SHORT PROBLEM — Print every line of the listing exactly, please.

** START OF DATA FOR THE TASK **

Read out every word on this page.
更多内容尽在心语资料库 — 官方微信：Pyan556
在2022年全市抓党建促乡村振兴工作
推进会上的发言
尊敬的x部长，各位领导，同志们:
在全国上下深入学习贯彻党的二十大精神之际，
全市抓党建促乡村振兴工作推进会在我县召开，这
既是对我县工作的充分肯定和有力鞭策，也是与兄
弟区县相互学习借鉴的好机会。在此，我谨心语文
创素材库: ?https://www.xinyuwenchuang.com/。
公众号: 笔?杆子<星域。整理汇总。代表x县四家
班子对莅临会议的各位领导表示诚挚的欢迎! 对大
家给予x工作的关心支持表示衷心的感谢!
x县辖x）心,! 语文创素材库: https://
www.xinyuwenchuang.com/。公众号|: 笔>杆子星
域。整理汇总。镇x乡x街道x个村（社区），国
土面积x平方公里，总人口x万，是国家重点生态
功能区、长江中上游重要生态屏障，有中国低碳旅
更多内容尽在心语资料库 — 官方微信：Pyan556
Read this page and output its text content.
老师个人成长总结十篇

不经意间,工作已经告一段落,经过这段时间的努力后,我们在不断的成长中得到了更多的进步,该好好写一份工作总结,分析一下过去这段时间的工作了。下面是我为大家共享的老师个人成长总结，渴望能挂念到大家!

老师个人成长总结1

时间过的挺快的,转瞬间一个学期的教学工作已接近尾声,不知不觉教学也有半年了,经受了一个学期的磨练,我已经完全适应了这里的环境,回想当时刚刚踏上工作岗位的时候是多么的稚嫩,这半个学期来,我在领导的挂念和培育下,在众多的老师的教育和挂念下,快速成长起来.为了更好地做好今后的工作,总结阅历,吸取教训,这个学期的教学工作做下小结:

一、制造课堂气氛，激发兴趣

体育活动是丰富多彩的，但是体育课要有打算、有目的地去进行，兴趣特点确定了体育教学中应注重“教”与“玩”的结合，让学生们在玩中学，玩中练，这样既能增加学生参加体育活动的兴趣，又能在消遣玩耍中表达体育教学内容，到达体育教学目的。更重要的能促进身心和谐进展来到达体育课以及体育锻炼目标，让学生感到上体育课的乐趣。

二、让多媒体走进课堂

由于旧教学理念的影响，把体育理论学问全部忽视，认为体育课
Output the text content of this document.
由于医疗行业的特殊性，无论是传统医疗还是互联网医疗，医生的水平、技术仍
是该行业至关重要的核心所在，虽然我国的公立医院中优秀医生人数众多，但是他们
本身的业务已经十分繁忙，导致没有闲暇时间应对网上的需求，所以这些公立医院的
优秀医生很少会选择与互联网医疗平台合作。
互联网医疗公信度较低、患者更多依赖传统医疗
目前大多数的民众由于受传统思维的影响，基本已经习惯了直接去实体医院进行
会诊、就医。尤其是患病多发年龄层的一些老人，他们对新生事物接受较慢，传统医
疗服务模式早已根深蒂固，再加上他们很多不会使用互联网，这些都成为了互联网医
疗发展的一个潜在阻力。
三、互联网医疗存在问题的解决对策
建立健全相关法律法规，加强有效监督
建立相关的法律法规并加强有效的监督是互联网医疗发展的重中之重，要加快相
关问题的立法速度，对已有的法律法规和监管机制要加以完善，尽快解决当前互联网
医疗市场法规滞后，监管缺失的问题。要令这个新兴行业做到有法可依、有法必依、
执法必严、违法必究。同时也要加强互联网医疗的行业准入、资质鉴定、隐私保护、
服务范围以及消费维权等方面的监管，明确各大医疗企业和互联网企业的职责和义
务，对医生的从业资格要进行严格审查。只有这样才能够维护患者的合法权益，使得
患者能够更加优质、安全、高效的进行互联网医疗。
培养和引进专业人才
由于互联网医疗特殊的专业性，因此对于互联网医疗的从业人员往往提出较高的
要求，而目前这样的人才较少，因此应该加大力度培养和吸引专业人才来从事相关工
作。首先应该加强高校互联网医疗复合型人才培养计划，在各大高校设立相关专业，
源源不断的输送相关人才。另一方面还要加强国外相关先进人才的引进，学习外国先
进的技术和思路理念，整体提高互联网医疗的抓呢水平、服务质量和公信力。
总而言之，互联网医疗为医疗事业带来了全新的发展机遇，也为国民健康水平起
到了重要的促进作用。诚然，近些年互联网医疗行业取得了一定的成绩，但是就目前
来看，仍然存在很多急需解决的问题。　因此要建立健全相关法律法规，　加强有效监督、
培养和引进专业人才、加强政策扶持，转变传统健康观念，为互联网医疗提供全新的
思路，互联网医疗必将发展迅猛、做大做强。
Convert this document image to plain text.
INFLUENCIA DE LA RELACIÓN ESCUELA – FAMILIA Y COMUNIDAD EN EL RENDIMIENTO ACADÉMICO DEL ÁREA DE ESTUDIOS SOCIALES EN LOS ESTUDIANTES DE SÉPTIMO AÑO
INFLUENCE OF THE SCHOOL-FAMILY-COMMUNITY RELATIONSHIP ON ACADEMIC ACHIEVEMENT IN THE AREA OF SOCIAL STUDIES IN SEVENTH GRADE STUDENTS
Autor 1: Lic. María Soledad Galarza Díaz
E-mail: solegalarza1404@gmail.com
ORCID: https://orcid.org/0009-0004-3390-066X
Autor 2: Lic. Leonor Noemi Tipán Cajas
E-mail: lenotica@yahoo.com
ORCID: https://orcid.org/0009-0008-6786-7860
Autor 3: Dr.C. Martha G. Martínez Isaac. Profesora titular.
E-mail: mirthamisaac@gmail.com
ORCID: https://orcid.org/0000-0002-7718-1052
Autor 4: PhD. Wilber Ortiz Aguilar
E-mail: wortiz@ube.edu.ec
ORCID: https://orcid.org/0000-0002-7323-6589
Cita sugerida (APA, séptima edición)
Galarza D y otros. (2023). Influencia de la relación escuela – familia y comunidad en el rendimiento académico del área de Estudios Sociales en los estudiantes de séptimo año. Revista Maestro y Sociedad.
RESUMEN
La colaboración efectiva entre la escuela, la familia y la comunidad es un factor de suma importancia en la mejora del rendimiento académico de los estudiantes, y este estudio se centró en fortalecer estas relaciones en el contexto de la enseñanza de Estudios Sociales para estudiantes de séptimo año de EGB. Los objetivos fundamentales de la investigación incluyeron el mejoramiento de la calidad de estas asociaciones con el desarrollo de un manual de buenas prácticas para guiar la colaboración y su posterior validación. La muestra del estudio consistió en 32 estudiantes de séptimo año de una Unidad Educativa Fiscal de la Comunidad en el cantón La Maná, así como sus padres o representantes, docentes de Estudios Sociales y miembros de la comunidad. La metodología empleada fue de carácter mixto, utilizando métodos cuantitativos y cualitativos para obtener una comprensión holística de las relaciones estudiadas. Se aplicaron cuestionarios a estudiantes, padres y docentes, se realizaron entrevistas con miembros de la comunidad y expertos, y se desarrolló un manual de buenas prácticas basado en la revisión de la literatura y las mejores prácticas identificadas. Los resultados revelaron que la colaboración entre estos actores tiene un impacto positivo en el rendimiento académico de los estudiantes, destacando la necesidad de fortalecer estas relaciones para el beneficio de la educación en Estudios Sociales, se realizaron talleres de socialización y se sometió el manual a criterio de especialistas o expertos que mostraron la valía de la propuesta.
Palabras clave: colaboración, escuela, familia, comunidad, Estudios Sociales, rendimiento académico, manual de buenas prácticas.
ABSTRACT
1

** END OF DATA FOR THE TASK **

OUTPUT OF THE EXERCISE —
Read out every word on this page.
更多内容尽在心语资料库 — 官方微信：Pyan556
在2022年全市抓党建促乡村振兴工作
推进会上的发言
尊敬的x部长，各位领导，同志们:
在全国上下深入学习贯彻党的二十大精神之际，
全市抓党建促乡村振兴工作推进会在我县召开，这
既是对我县工作的充分肯定和有力鞭策，也是与兄
弟区县相互学习借鉴的好机会。在此，我谨心语文
创素材库: ?https://www.xinyuwenchuang.com/。
公众号: 笔?杆子<星域。整理汇总。代表x县四家
班子对莅临会议的各位领导表示诚挚的欢迎! 对大
家给予x工作的关心支持表示衷心的感谢!
x县辖x）心,! 语文创素材库: https://
www.xinyuwenchuang.com/。公众号|: 笔>杆子星
域。整理汇总。镇x乡x街道x个村（社区），国
土面积x平方公里，总人口x万，是国家重点生态
功能区、长江中上游重要生态屏障，有中国低碳旅
更多内容尽在心语资料库 — 官方微信：Pyan556
Read this page and output its text content.
老师个人成长总结十篇

不经意间,工作已经告一段落,经过这段时间的努力后,我们在不断的成长中得到了更多的进步,该好好写一份工作总结,分析一下过去这段时间的工作了。下面是我为大家共享的老师个人成长总结，渴望能挂念到大家!

老师个人成长总结1

时间过的挺快的,转瞬间一个学期的教学工作已接近尾声,不知不觉教学也有半年了,经受了一个学期的磨练,我已经完全适应了这里的环境,回想当时刚刚踏上工作岗位的时候是多么的稚嫩,这半个学期来,我在领导的挂念和培育下,在众多的老师的教育和挂念下,快速成长起来.为了更好地做好今后的工作,总结阅历,吸取教训,这个学期的教学工作做下小结:

一、制造课堂气氛，激发兴趣

体育活动是丰富多彩的，但是体育课要有打算、有目的地去进行，兴趣特点确定了体育教学中应注重“教”与“玩”的结合，让学生们在玩中学，玩中练，这样既能增加学生参加体育活动的兴趣，又能在消遣玩耍中表达体育教学内容，到达体育教学目的。更重要的能促进身心和谐进展来到达体育课以及体育锻炼目标，让学生感到上体育课的乐趣。

二、让多媒体走进课堂

由于旧教学理念的影响，把体育理论学问全部忽视，认为体育课
Output the text content of this document.
由于医疗行业的特殊性，无论是传统医疗还是互联网医疗，医生的水平、技术仍
是该行业至关重要的核心所在，虽然我国的公立医院中优秀医生人数众多，但是他们
本身的业务已经十分繁忙，导致没有闲暇时间应对网上的需求，所以这些公立医院的
优秀医生很少会选择与互联网医疗平台合作。
互联网医疗公信度较低、患者更多依赖传统医疗
目前大多数的民众由于受传统思维的影响，基本已经习惯了直接去实体医院进行
会诊、就医。尤其是患病多发年龄层的一些老人，他们对新生事物接受较慢，传统医
疗服务模式早已根深蒂固，再加上他们很多不会使用互联网，这些都成为了互联网医
疗发展的一个潜在阻力。
三、互联网医疗存在问题的解决对策
建立健全相关法律法规，加强有效监督
建立相关的法律法规并加强有效的监督是互联网医疗发展的重中之重，要加快相
关问题的立法速度，对已有的法律法规和监管机制要加以完善，尽快解决当前互联网
医疗市场法规滞后，监管缺失的问题。要令这个新兴行业做到有法可依、有法必依、
执法必严、违法必究。同时也要加强互联网医疗的行业准入、资质鉴定、隐私保护、
服务范围以及消费维权等方面的监管，明确各大医疗企业和互联网企业的职责和义
务，对医生的从业资格要进行严格审查。只有这样才能够维护患者的合法权益，使得
患者能够更加优质、安全、高效的进行互联网医疗。
培养和引进专业人才
由于互联网医疗特殊的专业性，因此对于互联网医疗的从业人员往往提出较高的
要求，而目前这样的人才较少，因此应该加大力度培养和吸引专业人才来从事相关工
作。首先应该加强高校互联网医疗复合型人才培养计划，在各大高校设立相关专业，
源源不断的输送相关人才。另一方面还要加强国外相关先进人才的引进，学习外国先
进的技术和思路理念，整体提高互联网医疗的抓呢水平、服务质量和公信力。
总而言之，互联网医疗为医疗事业带来了全新的发展机遇，也为国民健康水平起
到了重要的促进作用。诚然，近些年互联网医疗行业取得了一定的成绩，但是就目前
来看，仍然存在很多急需解决的问题。　因此要建立健全相关法律法规，　加强有效监督、
培养和引进专业人才、加强政策扶持，转变传统健康观念，为互联网医疗提供全新的
思路，互联网医疗必将发展迅猛、做大做强。
Convert this document image to plain text.
INFLUENCIA DE LA RELACIÓN ESCUELA – FAMILIA Y COMUNIDAD EN EL RENDIMIENTO ACADÉMICO DEL ÁREA DE ESTUDIOS SOCIALES EN LOS ESTUDIANTES DE SÉPTIMO AÑO
INFLUENCE OF THE SCHOOL-FAMILY-COMMUNITY RELATIONSHIP ON ACADEMIC ACHIEVEMENT IN THE AREA OF SOCIAL STUDIES IN SEVENTH GRADE STUDENTS
Autor 1: Lic. María Soledad Galarza Díaz
E-mail: solegalarza1404@gmail.com
ORCID: https://orcid.org/0009-0004-3390-066X
Autor 2: Lic. Leonor Noemi Tipán Cajas
E-mail: lenotica@yahoo.com
ORCID: https://orcid.org/0009-0008-6786-7860
Autor 3: Dr.C. Martha G. Martínez Isaac. Profesora titular.
E-mail: mirthamisaac@gmail.com
ORCID: https://orcid.org/0000-0002-7718-1052
Autor 4: PhD. Wilber Ortiz Aguilar
E-mail: wortiz@ube.edu.ec
ORCID: https://orcid.org/0000-0002-7323-6589
Cita sugerida (APA, séptima edición)
Galarza D y otros. (2023). Influencia de la relación escuela – familia y comunidad en el rendimiento académico del área de Estudios Sociales en los estudiantes de séptimo año. Revista Maestro y Sociedad.
RESUMEN
La colaboración efectiva entre la escuela, la familia y la comunidad es un factor de suma importancia en la mejora del rendimiento académico de los estudiantes, y este estudio se centró en fortalecer estas relaciones en el contexto de la enseñanza de Estudios Sociales para estudiantes de séptimo año de EGB. Los objetivos fundamentales de la investigación incluyeron el mejoramiento de la calidad de estas asociaciones con el desarrollo de un manual de buenas prácticas para guiar la colaboración y su posterior validación. La muestra del estudio consistió en 32 estudiantes de séptimo año de una Unidad Educativa Fiscal de la Comunidad en el cantón La Maná, así como sus padres o representantes, docentes de Estudios Sociales y miembros de la comunidad. La metodología empleada fue de carácter mixto, utilizando métodos cuantitativos y cualitativos para obtener una comprensión holística de las relaciones estudiadas. Se aplicaron cuestionarios a estudiantes, padres y docentes, se realizaron entrevistas con miembros de la comunidad y expertos, y se desarrolló un manual de buenas prácticas basado en la revisión de la literatura y las mejores prácticas identificadas. Los resultados revelaron que la colaboración entre estos actores tiene un impacto positivo en el rendimiento académico de los estudiantes, destacando la necesidad de fortalecer estas relaciones para el beneficio de la educación en Estudios Sociales, se realizaron talleres de socialización y se sometió el manual a criterio de especialistas o expertos que mostraron la valía de la propuesta.
Palabras clave: colaboración, escuela, familia, comunidad, Estudios Sociales, rendimiento académico, manual de buenas prácticas.
ABSTRACT
1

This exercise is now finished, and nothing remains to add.